§ GOAL: Word for word, restate every line of the material.
-=-=-=-=-
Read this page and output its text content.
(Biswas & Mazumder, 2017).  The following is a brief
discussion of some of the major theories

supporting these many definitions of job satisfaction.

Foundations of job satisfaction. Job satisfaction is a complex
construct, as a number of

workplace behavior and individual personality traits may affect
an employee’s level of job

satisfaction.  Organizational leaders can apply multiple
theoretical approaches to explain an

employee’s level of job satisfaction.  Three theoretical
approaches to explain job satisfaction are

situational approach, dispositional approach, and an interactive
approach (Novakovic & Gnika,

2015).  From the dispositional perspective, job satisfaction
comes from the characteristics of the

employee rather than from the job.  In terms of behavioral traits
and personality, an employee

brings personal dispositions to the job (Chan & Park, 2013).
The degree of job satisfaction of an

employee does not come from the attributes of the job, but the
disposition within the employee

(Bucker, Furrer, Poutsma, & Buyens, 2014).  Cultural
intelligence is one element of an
-=-=-=-=-
§ THE REPLY:
Read this page and output its text content.
(Biswas & Mazumder, 2017).  The following is a brief
discussion of some of the major theories

supporting these many definitions of job satisfaction.

Foundations of job satisfaction. Job satisfaction is a complex
construct, as a number of

workplace behavior and individual personality traits may affect
an employee’s level of job

satisfaction.  Organizational leaders can apply multiple
theoretical approaches to explain an

employee’s level of job satisfaction.  Three theoretical
approaches to explain job satisfaction are

situational approach, dispositional approach, and an interactive
approach (Novakovic & Gnika,

2015).  From the dispositional perspective, job satisfaction
comes from the characteristics of the

employee rather than from the job.  In terms of behavioral traits
and personality, an employee

brings personal dispositions to the job (Chan & Park, 2013).
The degree of job satisfaction of an

employee does not come from the attributes of the job, but the
disposition within the employee

(Bucker, Furrer, Poutsma, & Buyens, 2014).  Cultural
intelligence is one element of an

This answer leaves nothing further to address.